Dataset entries
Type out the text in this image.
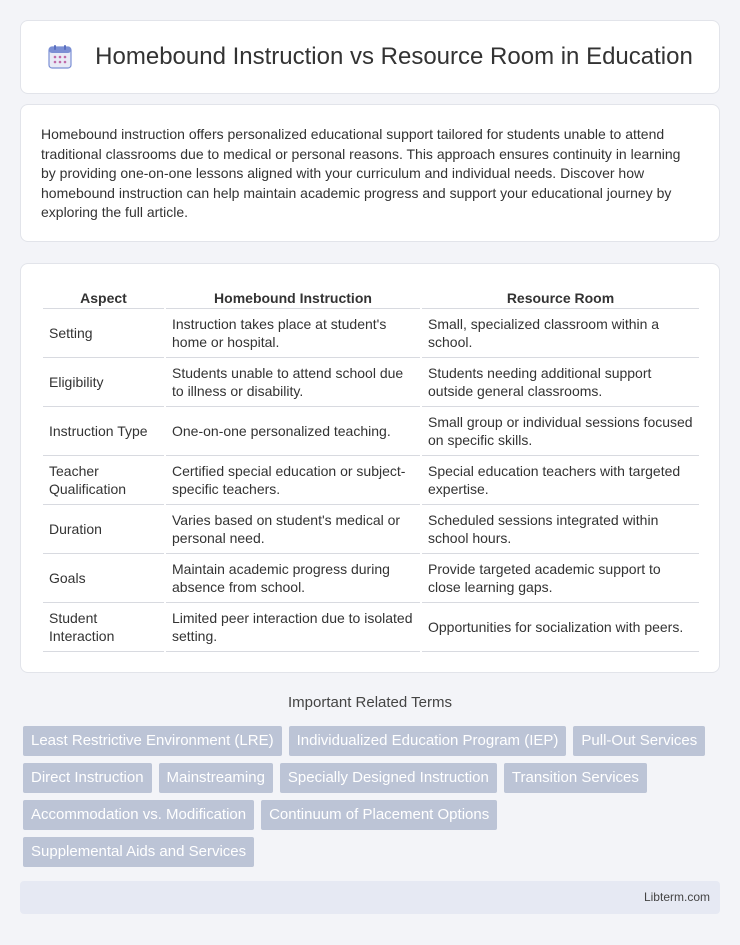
Homebound Instruction vs Resource Room in Education

Homebound instruction offers personalized educational support tailored for students unable to attend traditional classrooms due to medical or personal reasons. This approach ensures continuity in learning by providing one-on-one lessons aligned with your curriculum and individual needs. Discover how homebound instruction can help maintain academic progress and support your educational journey by exploring the full article.

Aspect	Homebound Instruction	Resource Room
Setting	Instruction takes place at student's home or hospital.	Small, specialized classroom within a school.
Eligibility	Students unable to attend school due to illness or disability.	Students needing additional support outside general classrooms.
Instruction Type	One-on-one personalized teaching.	Small group or individual sessions focused on specific skills.
Teacher Qualification	Certified special education or subject-specific teachers.	Special education teachers with targeted expertise.
Duration	Varies based on student's medical or personal need.	Scheduled sessions integrated within school hours.
Goals	Maintain academic progress during absence from school.	Provide targeted academic support to close learning gaps.
Student Interaction	Limited peer interaction due to isolated setting.	Opportunities for socialization with peers.
Important Related Terms
Least Restrictive Environment (LRE)	Individualized Education Program (IEP)	Pull-Out Services
Direct Instruction	Mainstreaming	Specially Designed Instruction	Transition Services
Accommodation vs. Modification	Continuum of Placement Options
Supplemental Aids and Services
Libterm.com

* _DO THIS_:
Scan the listing above and copy all lines containing the word "Resource".

* _REPLY_:
Homebound Instruction vs Resource Room in Education
Aspect	Homebound Instruction	Resource Room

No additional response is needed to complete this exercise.